— begin INFORMATION SUPPLIED —

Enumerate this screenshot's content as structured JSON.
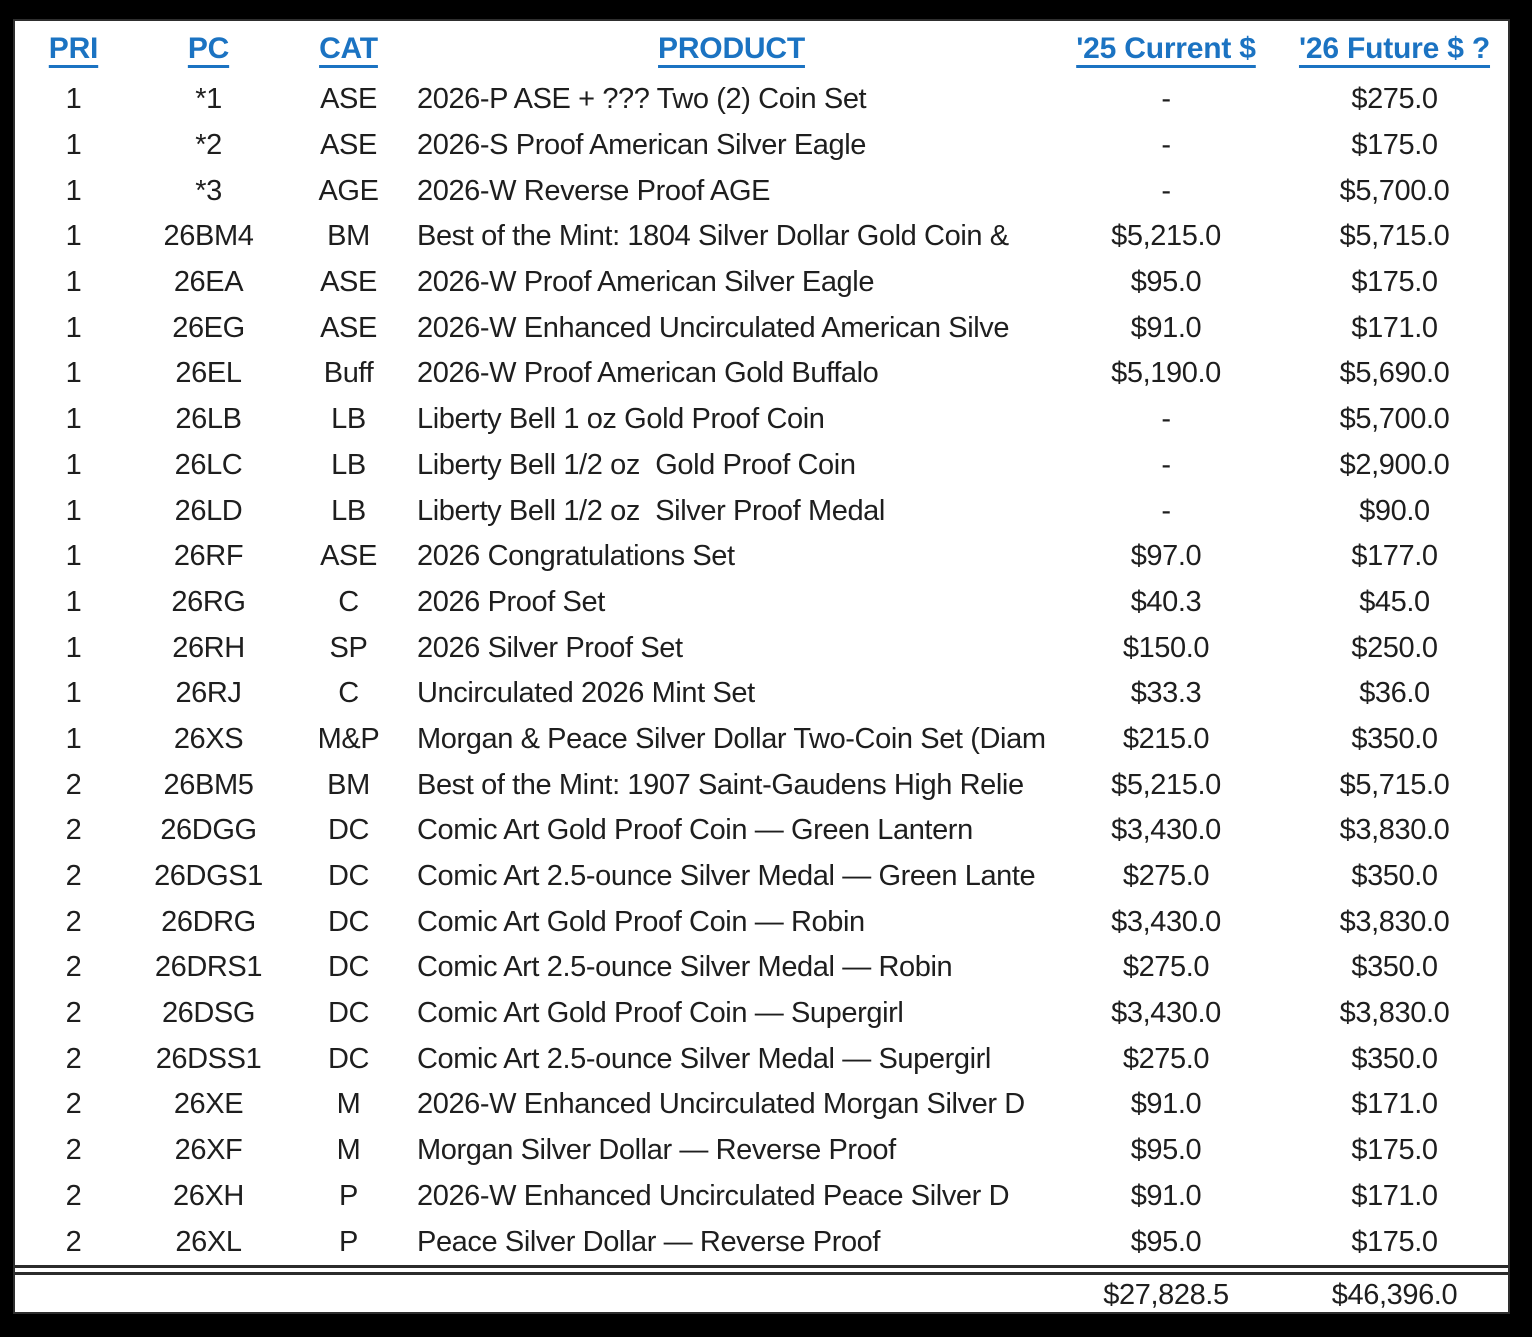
{
  "colors": {
    "header_blue": "#1b73c2",
    "body_text": "#1e1e1e",
    "frame_black": "#000000",
    "sheet_white": "#ffffff"
  },
  "table": {
    "headers": {
      "pri": "PRI",
      "pc": "PC",
      "cat": "CAT",
      "product": "PRODUCT",
      "cur": "'25 Current $",
      "fut": "'26 Future $ ?"
    },
    "rows": [
      {
        "pri": "1",
        "pc": "*1",
        "cat": "ASE",
        "product": "2026-P ASE + ??? Two (2) Coin Set",
        "cur": "-",
        "fut": "$275.0"
      },
      {
        "pri": "1",
        "pc": "*2",
        "cat": "ASE",
        "product": "2026-S Proof American Silver Eagle",
        "cur": "-",
        "fut": "$175.0"
      },
      {
        "pri": "1",
        "pc": "*3",
        "cat": "AGE",
        "product": "2026-W Reverse Proof AGE",
        "cur": "-",
        "fut": "$5,700.0"
      },
      {
        "pri": "1",
        "pc": "26BM4",
        "cat": "BM",
        "product": "Best of the Mint: 1804 Silver Dollar Gold Coin &",
        "cur": "$5,215.0",
        "fut": "$5,715.0"
      },
      {
        "pri": "1",
        "pc": "26EA",
        "cat": "ASE",
        "product": "2026-W Proof American Silver Eagle",
        "cur": "$95.0",
        "fut": "$175.0"
      },
      {
        "pri": "1",
        "pc": "26EG",
        "cat": "ASE",
        "product": "2026-W Enhanced Uncirculated American Silve",
        "cur": "$91.0",
        "fut": "$171.0"
      },
      {
        "pri": "1",
        "pc": "26EL",
        "cat": "Buff",
        "product": "2026-W Proof American Gold Buffalo",
        "cur": "$5,190.0",
        "fut": "$5,690.0"
      },
      {
        "pri": "1",
        "pc": "26LB",
        "cat": "LB",
        "product": "Liberty Bell 1 oz Gold Proof Coin",
        "cur": "-",
        "fut": "$5,700.0"
      },
      {
        "pri": "1",
        "pc": "26LC",
        "cat": "LB",
        "product": "Liberty Bell 1/2 oz  Gold Proof Coin",
        "cur": "-",
        "fut": "$2,900.0"
      },
      {
        "pri": "1",
        "pc": "26LD",
        "cat": "LB",
        "product": "Liberty Bell 1/2 oz  Silver Proof Medal",
        "cur": "-",
        "fut": "$90.0"
      },
      {
        "pri": "1",
        "pc": "26RF",
        "cat": "ASE",
        "product": "2026 Congratulations Set",
        "cur": "$97.0",
        "fut": "$177.0"
      },
      {
        "pri": "1",
        "pc": "26RG",
        "cat": "C",
        "product": "2026 Proof Set",
        "cur": "$40.3",
        "fut": "$45.0"
      },
      {
        "pri": "1",
        "pc": "26RH",
        "cat": "SP",
        "product": "2026 Silver Proof Set",
        "cur": "$150.0",
        "fut": "$250.0"
      },
      {
        "pri": "1",
        "pc": "26RJ",
        "cat": "C",
        "product": "Uncirculated 2026 Mint Set",
        "cur": "$33.3",
        "fut": "$36.0"
      },
      {
        "pri": "1",
        "pc": "26XS",
        "cat": "M&P",
        "product": "Morgan & Peace Silver Dollar Two-Coin Set (Diam",
        "cur": "$215.0",
        "fut": "$350.0"
      },
      {
        "pri": "2",
        "pc": "26BM5",
        "cat": "BM",
        "product": "Best of the Mint: 1907 Saint-Gaudens High Relie",
        "cur": "$5,215.0",
        "fut": "$5,715.0"
      },
      {
        "pri": "2",
        "pc": "26DGG",
        "cat": "DC",
        "product": "Comic Art Gold Proof Coin — Green Lantern",
        "cur": "$3,430.0",
        "fut": "$3,830.0"
      },
      {
        "pri": "2",
        "pc": "26DGS1",
        "cat": "DC",
        "product": "Comic Art 2.5-ounce Silver Medal — Green Lante",
        "cur": "$275.0",
        "fut": "$350.0"
      },
      {
        "pri": "2",
        "pc": "26DRG",
        "cat": "DC",
        "product": "Comic Art Gold Proof Coin — Robin",
        "cur": "$3,430.0",
        "fut": "$3,830.0"
      },
      {
        "pri": "2",
        "pc": "26DRS1",
        "cat": "DC",
        "product": "Comic Art 2.5-ounce Silver Medal — Robin",
        "cur": "$275.0",
        "fut": "$350.0"
      },
      {
        "pri": "2",
        "pc": "26DSG",
        "cat": "DC",
        "product": "Comic Art Gold Proof Coin — Supergirl",
        "cur": "$3,430.0",
        "fut": "$3,830.0"
      },
      {
        "pri": "2",
        "pc": "26DSS1",
        "cat": "DC",
        "product": "Comic Art 2.5-ounce Silver Medal — Supergirl",
        "cur": "$275.0",
        "fut": "$350.0"
      },
      {
        "pri": "2",
        "pc": "26XE",
        "cat": "M",
        "product": "2026-W Enhanced Uncirculated Morgan Silver D",
        "cur": "$91.0",
        "fut": "$171.0"
      },
      {
        "pri": "2",
        "pc": "26XF",
        "cat": "M",
        "product": "Morgan Silver Dollar — Reverse Proof",
        "cur": "$95.0",
        "fut": "$175.0"
      },
      {
        "pri": "2",
        "pc": "26XH",
        "cat": "P",
        "product": "2026-W Enhanced Uncirculated Peace Silver D",
        "cur": "$91.0",
        "fut": "$171.0"
      },
      {
        "pri": "2",
        "pc": "26XL",
        "cat": "P",
        "product": "Peace Silver Dollar — Reverse Proof",
        "cur": "$95.0",
        "fut": "$175.0"
      }
    ],
    "totals": {
      "cur": "$27,828.5",
      "fut": "$46,396.0"
    }
  }
}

— end INFORMATION SUPPLIED —

DIRECTIONS: Replicate the material above verbatim; images stay out of the copy.

RESPONSE FOR THIS EXERCISE:
Enumerate this screenshot's content as structured JSON.
{
  "colors": {
    "header_blue": "#1b73c2",
    "body_text": "#1e1e1e",
    "frame_black": "#000000",
    "sheet_white": "#ffffff"
  },
  "table": {
    "headers": {
      "pri": "PRI",
      "pc": "PC",
      "cat": "CAT",
      "product": "PRODUCT",
      "cur": "'25 Current $",
      "fut": "'26 Future $ ?"
    },
    "rows": [
      {
        "pri": "1",
        "pc": "*1",
        "cat": "ASE",
        "product": "2026-P ASE + ??? Two (2) Coin Set",
        "cur": "-",
        "fut": "$275.0"
      },
      {
        "pri": "1",
        "pc": "*2",
        "cat": "ASE",
        "product": "2026-S Proof American Silver Eagle",
        "cur": "-",
        "fut": "$175.0"
      },
      {
        "pri": "1",
        "pc": "*3",
        "cat": "AGE",
        "product": "2026-W Reverse Proof AGE",
        "cur": "-",
        "fut": "$5,700.0"
      },
      {
        "pri": "1",
        "pc": "26BM4",
        "cat": "BM",
        "product": "Best of the Mint: 1804 Silver Dollar Gold Coin &",
        "cur": "$5,215.0",
        "fut": "$5,715.0"
      },
      {
        "pri": "1",
        "pc": "26EA",
        "cat": "ASE",
        "product": "2026-W Proof American Silver Eagle",
        "cur": "$95.0",
        "fut": "$175.0"
      },
      {
        "pri": "1",
        "pc": "26EG",
        "cat": "ASE",
        "product": "2026-W Enhanced Uncirculated American Silve",
        "cur": "$91.0",
        "fut": "$171.0"
      },
      {
        "pri": "1",
        "pc": "26EL",
        "cat": "Buff",
        "product": "2026-W Proof American Gold Buffalo",
        "cur": "$5,190.0",
        "fut": "$5,690.0"
      },
      {
        "pri": "1",
        "pc": "26LB",
        "cat": "LB",
        "product": "Liberty Bell 1 oz Gold Proof Coin",
        "cur": "-",
        "fut": "$5,700.0"
      },
      {
        "pri": "1",
        "pc": "26LC",
        "cat": "LB",
        "product": "Liberty Bell 1/2 oz  Gold Proof Coin",
        "cur": "-",
        "fut": "$2,900.0"
      },
      {
        "pri": "1",
        "pc": "26LD",
        "cat": "LB",
        "product": "Liberty Bell 1/2 oz  Silver Proof Medal",
        "cur": "-",
        "fut": "$90.0"
      },
      {
        "pri": "1",
        "pc": "26RF",
        "cat": "ASE",
        "product": "2026 Congratulations Set",
        "cur": "$97.0",
        "fut": "$177.0"
      },
      {
        "pri": "1",
        "pc": "26RG",
        "cat": "C",
        "product": "2026 Proof Set",
        "cur": "$40.3",
        "fut": "$45.0"
      },
      {
        "pri": "1",
        "pc": "26RH",
        "cat": "SP",
        "product": "2026 Silver Proof Set",
        "cur": "$150.0",
        "fut": "$250.0"
      },
      {
        "pri": "1",
        "pc": "26RJ",
        "cat": "C",
        "product": "Uncirculated 2026 Mint Set",
        "cur": "$33.3",
        "fut": "$36.0"
      },
      {
        "pri": "1",
        "pc": "26XS",
        "cat": "M&P",
        "product": "Morgan & Peace Silver Dollar Two-Coin Set (Diam",
        "cur": "$215.0",
        "fut": "$350.0"
      },
      {
        "pri": "2",
        "pc": "26BM5",
        "cat": "BM",
        "product": "Best of the Mint: 1907 Saint-Gaudens High Relie",
        "cur": "$5,215.0",
        "fut": "$5,715.0"
      },
      {
        "pri": "2",
        "pc": "26DGG",
        "cat": "DC",
        "product": "Comic Art Gold Proof Coin — Green Lantern",
        "cur": "$3,430.0",
        "fut": "$3,830.0"
      },
      {
        "pri": "2",
        "pc": "26DGS1",
        "cat": "DC",
        "product": "Comic Art 2.5-ounce Silver Medal — Green Lante",
        "cur": "$275.0",
        "fut": "$350.0"
      },
      {
        "pri": "2",
        "pc": "26DRG",
        "cat": "DC",
        "product": "Comic Art Gold Proof Coin — Robin",
        "cur": "$3,430.0",
        "fut": "$3,830.0"
      },
      {
        "pri": "2",
        "pc": "26DRS1",
        "cat": "DC",
        "product": "Comic Art 2.5-ounce Silver Medal — Robin",
        "cur": "$275.0",
        "fut": "$350.0"
      },
      {
        "pri": "2",
        "pc": "26DSG",
        "cat": "DC",
        "product": "Comic Art Gold Proof Coin — Supergirl",
        "cur": "$3,430.0",
        "fut": "$3,830.0"
      },
      {
        "pri": "2",
        "pc": "26DSS1",
        "cat": "DC",
        "product": "Comic Art 2.5-ounce Silver Medal — Supergirl",
        "cur": "$275.0",
        "fut": "$350.0"
      },
      {
        "pri": "2",
        "pc": "26XE",
        "cat": "M",
        "product": "2026-W Enhanced Uncirculated Morgan Silver D",
        "cur": "$91.0",
        "fut": "$171.0"
      },
      {
        "pri": "2",
        "pc": "26XF",
        "cat": "M",
        "product": "Morgan Silver Dollar — Reverse Proof",
        "cur": "$95.0",
        "fut": "$175.0"
      },
      {
        "pri": "2",
        "pc": "26XH",
        "cat": "P",
        "product": "2026-W Enhanced Uncirculated Peace Silver D",
        "cur": "$91.0",
        "fut": "$171.0"
      },
      {
        "pri": "2",
        "pc": "26XL",
        "cat": "P",
        "product": "Peace Silver Dollar — Reverse Proof",
        "cur": "$95.0",
        "fut": "$175.0"
      }
    ],
    "totals": {
      "cur": "$27,828.5",
      "fut": "$46,396.0"
    }
  }
}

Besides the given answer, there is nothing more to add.